| DIRECTIVE |
Please copy each line of the data below word for word, omitting the pictures from your answer.

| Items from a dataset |

——————

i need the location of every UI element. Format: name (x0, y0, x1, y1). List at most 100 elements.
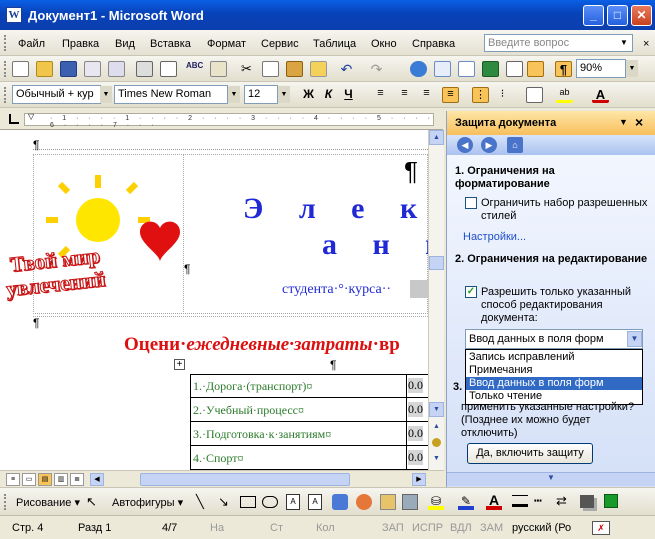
option-track-changes[interactable]: Запись исправлений (466, 351, 642, 364)
clipart-icon[interactable] (380, 494, 396, 510)
3d-style-icon[interactable] (604, 494, 618, 508)
pane-close-icon[interactable]: × (635, 114, 643, 130)
menu-tools[interactable]: Сервис (261, 38, 299, 50)
italic-button[interactable]: К (320, 87, 337, 103)
enable-protection-button[interactable]: Да, включить защиту (467, 443, 593, 464)
permission-icon[interactable] (84, 61, 101, 77)
horizontal-scrollbar[interactable]: ≡ ▭ ▤ ▥ ≣ ◀ ▶ (0, 470, 444, 487)
select-objects-icon[interactable]: ↖ (86, 494, 97, 510)
row-value-field[interactable]: 0.0 (408, 378, 423, 393)
shadow-style-icon[interactable] (580, 495, 594, 508)
menu-window[interactable]: Окно (371, 38, 397, 50)
line-style-icon[interactable] (512, 495, 528, 507)
editing-type-select[interactable]: Ввод данных в поля форм (465, 329, 643, 349)
next-page-icon[interactable]: ▼ (429, 452, 444, 467)
draw-font-color-icon[interactable]: A (486, 492, 502, 510)
rectangle-icon[interactable] (240, 496, 256, 508)
highlight-icon[interactable]: ab (556, 87, 573, 103)
arrow-style-icon[interactable]: ⇄ (556, 493, 567, 509)
font-select[interactable]: Times New Roman (114, 85, 228, 104)
drawing-toggle-icon[interactable] (527, 61, 544, 77)
menu-edit[interactable]: Правка (62, 38, 99, 50)
scroll-thumb[interactable] (429, 256, 444, 270)
hyperlink-icon[interactable] (410, 61, 427, 77)
align-left-icon[interactable]: ≡ (372, 87, 389, 103)
underline-button[interactable]: Ч (340, 87, 357, 103)
web-view-icon[interactable]: ▭ (22, 473, 36, 486)
row-value-field[interactable]: 0.0 (408, 426, 423, 441)
row-value-field[interactable]: 0.0 (408, 450, 423, 465)
scroll-right-icon[interactable]: ▶ (412, 473, 426, 486)
zoom-dropdown-icon[interactable]: ▼ (626, 60, 638, 77)
print-preview-icon[interactable] (160, 61, 177, 77)
email-icon[interactable] (108, 61, 125, 77)
align-right-icon[interactable]: ≡ (418, 87, 435, 103)
copy-icon[interactable] (262, 61, 279, 77)
diagram-icon[interactable] (356, 494, 372, 510)
pane-menu-icon[interactable]: ▼ (619, 117, 628, 127)
document-area[interactable]: ¶ Твой мир увлечений ¶ ¶ Э л е к т р о а… (0, 130, 428, 470)
indent-marker-icon[interactable]: ▽ (28, 112, 34, 121)
justify-icon[interactable]: ≡ (442, 87, 459, 103)
close-button[interactable]: ✕ (631, 5, 652, 26)
status-ovr[interactable]: ЗАМ (480, 522, 503, 534)
align-center-icon[interactable]: ≡ (396, 87, 413, 103)
open-folder-icon[interactable] (36, 61, 53, 77)
pane-scroll-down-icon[interactable]: ▼ (447, 472, 655, 486)
fill-color-icon[interactable]: ⛁ (428, 494, 444, 510)
option-comments[interactable]: Примечания (466, 364, 642, 377)
prev-page-icon[interactable]: ▲ (429, 420, 444, 435)
spelling-icon[interactable]: ABC (186, 61, 203, 77)
normal-view-icon[interactable]: ≡ (6, 473, 20, 486)
ask-dropdown-icon[interactable]: ▼ (620, 38, 628, 47)
ask-question-input[interactable]: Введите вопрос (484, 34, 633, 52)
font-size-select[interactable]: 12 (244, 85, 278, 104)
bullet-list-icon[interactable]: ⁝ (494, 87, 511, 103)
outline-view-icon[interactable]: ≣ (70, 473, 84, 486)
option-form-fields[interactable]: Ввод данных в поля форм (466, 377, 642, 390)
new-document-icon[interactable] (12, 61, 29, 77)
scroll-down-icon[interactable]: ▼ (429, 402, 444, 417)
menu-table[interactable]: Таблица (313, 38, 356, 50)
settings-link[interactable]: Настройки... (463, 231, 526, 243)
insert-table-icon[interactable] (458, 61, 475, 77)
font-size-dropdown-icon[interactable]: ▼ (278, 86, 290, 103)
show-formatting-icon[interactable]: ¶ (555, 61, 572, 77)
browse-object-icon[interactable] (432, 438, 441, 447)
wordart-icon[interactable] (332, 494, 348, 510)
vertical-scrollbar[interactable]: ▲ ▼ ▲ ▼ (428, 130, 444, 470)
scroll-up-icon[interactable]: ▲ (429, 130, 444, 145)
dash-style-icon[interactable]: ┅ (534, 493, 542, 509)
menu-help[interactable]: Справка (412, 38, 455, 50)
scroll-left-icon[interactable]: ◀ (90, 473, 104, 486)
table-move-handle-icon[interactable]: + (174, 359, 185, 370)
print-layout-icon[interactable]: ▤ (38, 473, 52, 486)
field-shading[interactable] (410, 280, 428, 298)
reading-view-icon[interactable]: ▥ (54, 473, 68, 486)
tab-stop-icon[interactable] (9, 114, 19, 124)
print-icon[interactable] (136, 61, 153, 77)
oval-icon[interactable] (262, 496, 278, 508)
minimize-button[interactable]: _ (583, 5, 604, 26)
horizontal-scroll-thumb[interactable] (140, 473, 350, 486)
vertical-textbox-icon[interactable]: A (308, 494, 322, 510)
menu-close-icon[interactable]: × (643, 38, 649, 50)
back-icon[interactable]: ◀ (457, 137, 473, 153)
select-dropdown-icon[interactable]: ▼ (627, 331, 642, 347)
research-icon[interactable] (210, 61, 227, 77)
textbox-icon[interactable]: A (286, 494, 300, 510)
undo-icon[interactable]: ↶ (338, 61, 355, 77)
restrict-styles-checkbox[interactable] (465, 197, 477, 209)
status-trk[interactable]: ИСПР (412, 522, 443, 534)
picture-icon[interactable] (402, 494, 418, 510)
autoshapes-button[interactable]: Автофигуры ▾ (112, 496, 183, 509)
style-select[interactable]: Обычный + кур (12, 85, 101, 104)
maximize-button[interactable]: □ (607, 5, 628, 26)
paste-icon[interactable] (286, 61, 303, 77)
row-value-field[interactable]: 0.0 (408, 402, 423, 417)
status-ext[interactable]: ВДЛ (450, 522, 472, 534)
cut-icon[interactable]: ✂ (238, 61, 255, 77)
bold-button[interactable]: Ж (300, 87, 317, 103)
spelling-status-icon[interactable]: ✗ (592, 521, 610, 535)
horizontal-ruler[interactable]: ▽ · 1 · · · · 1 · · · · 2 · · · · 3 · · … (0, 109, 443, 130)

——————

| SOLUTION TO THIS EXERCISE |
i need the location of every UI element. Format: name (x0, y0, x1, y1). List at most 100 elements.
option-track-changes[interactable]: Запись исправлений (466, 351, 642, 364)
clipart-icon[interactable] (380, 494, 396, 510)
3d-style-icon[interactable] (604, 494, 618, 508)
pane-close-icon[interactable]: × (635, 114, 643, 130)
menu-tools[interactable]: Сервис (261, 38, 299, 50)
italic-button[interactable]: К (320, 87, 337, 103)
enable-protection-button[interactable]: Да, включить защиту (467, 443, 593, 464)
permission-icon[interactable] (84, 61, 101, 77)
horizontal-scrollbar[interactable]: ≡ ▭ ▤ ▥ ≣ ◀ ▶ (0, 470, 444, 487)
select-objects-icon[interactable]: ↖ (86, 494, 97, 510)
row-value-field[interactable]: 0.0 (408, 378, 423, 393)
shadow-style-icon[interactable] (580, 495, 594, 508)
menu-window[interactable]: Окно (371, 38, 397, 50)
line-style-icon[interactable] (512, 495, 528, 507)
editing-type-select[interactable]: Ввод данных в поля форм (465, 329, 643, 349)
next-page-icon[interactable]: ▼ (429, 452, 444, 467)
draw-font-color-icon[interactable]: A (486, 492, 502, 510)
rectangle-icon[interactable] (240, 496, 256, 508)
highlight-icon[interactable]: ab (556, 87, 573, 103)
arrow-style-icon[interactable]: ⇄ (556, 493, 567, 509)
font-select[interactable]: Times New Roman (114, 85, 228, 104)
drawing-toggle-icon[interactable] (527, 61, 544, 77)
menu-edit[interactable]: Правка (62, 38, 99, 50)
scroll-thumb[interactable] (429, 256, 444, 270)
hyperlink-icon[interactable] (410, 61, 427, 77)
align-left-icon[interactable]: ≡ (372, 87, 389, 103)
underline-button[interactable]: Ч (340, 87, 357, 103)
web-view-icon[interactable]: ▭ (22, 473, 36, 486)
row-value-field[interactable]: 0.0 (408, 426, 423, 441)
row-value-field[interactable]: 0.0 (408, 450, 423, 465)
scroll-right-icon[interactable]: ▶ (412, 473, 426, 486)
zoom-dropdown-icon[interactable]: ▼ (626, 60, 638, 77)
print-preview-icon[interactable] (160, 61, 177, 77)
email-icon[interactable] (108, 61, 125, 77)
align-right-icon[interactable]: ≡ (418, 87, 435, 103)
copy-icon[interactable] (262, 61, 279, 77)
diagram-icon[interactable] (356, 494, 372, 510)
pane-menu-icon[interactable]: ▼ (619, 117, 628, 127)
document-area[interactable]: ¶ Твой мир увлечений ¶ ¶ Э л е к т р о а… (0, 130, 428, 470)
indent-marker-icon[interactable]: ▽ (28, 112, 34, 121)
justify-icon[interactable]: ≡ (442, 87, 459, 103)
close-button[interactable]: ✕ (631, 5, 652, 26)
status-ovr[interactable]: ЗАМ (480, 522, 503, 534)
align-center-icon[interactable]: ≡ (396, 87, 413, 103)
open-folder-icon[interactable] (36, 61, 53, 77)
pane-scroll-down-icon[interactable]: ▼ (447, 472, 655, 486)
fill-color-icon[interactable]: ⛁ (428, 494, 444, 510)
option-comments[interactable]: Примечания (466, 364, 642, 377)
prev-page-icon[interactable]: ▲ (429, 420, 444, 435)
spelling-icon[interactable]: ABC (186, 61, 203, 77)
normal-view-icon[interactable]: ≡ (6, 473, 20, 486)
ask-dropdown-icon[interactable]: ▼ (620, 38, 628, 47)
ask-question-input[interactable]: Введите вопрос (484, 34, 633, 52)
font-size-select[interactable]: 12 (244, 85, 278, 104)
bullet-list-icon[interactable]: ⁝ (494, 87, 511, 103)
outline-view-icon[interactable]: ≣ (70, 473, 84, 486)
option-form-fields[interactable]: Ввод данных в поля форм (466, 377, 642, 390)
new-document-icon[interactable] (12, 61, 29, 77)
scroll-down-icon[interactable]: ▼ (429, 402, 444, 417)
menu-table[interactable]: Таблица (313, 38, 356, 50)
settings-link[interactable]: Настройки... (463, 231, 526, 243)
insert-table-icon[interactable] (458, 61, 475, 77)
font-size-dropdown-icon[interactable]: ▼ (278, 86, 290, 103)
show-formatting-icon[interactable]: ¶ (555, 61, 572, 77)
browse-object-icon[interactable] (432, 438, 441, 447)
wordart-icon[interactable] (332, 494, 348, 510)
vertical-scrollbar[interactable]: ▲ ▼ ▲ ▼ (428, 130, 444, 470)
scroll-up-icon[interactable]: ▲ (429, 130, 444, 145)
dash-style-icon[interactable]: ┅ (534, 493, 542, 509)
menu-help[interactable]: Справка (412, 38, 455, 50)
scroll-left-icon[interactable]: ◀ (90, 473, 104, 486)
table-move-handle-icon[interactable]: + (174, 359, 185, 370)
print-layout-icon[interactable]: ▤ (38, 473, 52, 486)
field-shading[interactable] (410, 280, 428, 298)
reading-view-icon[interactable]: ▥ (54, 473, 68, 486)
tab-stop-icon[interactable] (9, 114, 19, 124)
print-icon[interactable] (136, 61, 153, 77)
oval-icon[interactable] (262, 496, 278, 508)
minimize-button[interactable]: _ (583, 5, 604, 26)
horizontal-scroll-thumb[interactable] (140, 473, 350, 486)
vertical-textbox-icon[interactable]: A (308, 494, 322, 510)
menu-close-icon[interactable]: × (643, 38, 649, 50)
back-icon[interactable]: ◀ (457, 137, 473, 153)
select-dropdown-icon[interactable]: ▼ (627, 331, 642, 347)
research-icon[interactable] (210, 61, 227, 77)
textbox-icon[interactable]: A (286, 494, 300, 510)
undo-icon[interactable]: ↶ (338, 61, 355, 77)
restrict-styles-checkbox[interactable] (465, 197, 477, 209)
status-trk[interactable]: ИСПР (412, 522, 443, 534)
picture-icon[interactable] (402, 494, 418, 510)
autoshapes-button[interactable]: Автофигуры ▾ (112, 496, 183, 509)
style-select[interactable]: Обычный + кур (12, 85, 101, 104)
maximize-button[interactable]: □ (607, 5, 628, 26)
paste-icon[interactable] (286, 61, 303, 77)
row-value-field[interactable]: 0.0 (408, 402, 423, 417)
status-ext[interactable]: ВДЛ (450, 522, 472, 534)
cut-icon[interactable]: ✂ (238, 61, 255, 77)
bold-button[interactable]: Ж (300, 87, 317, 103)
spelling-status-icon[interactable]: ✗ (592, 521, 610, 535)
horizontal-ruler[interactable]: ▽ · 1 · · · · 1 · · · · 2 · · · · 3 · · … (0, 109, 443, 130)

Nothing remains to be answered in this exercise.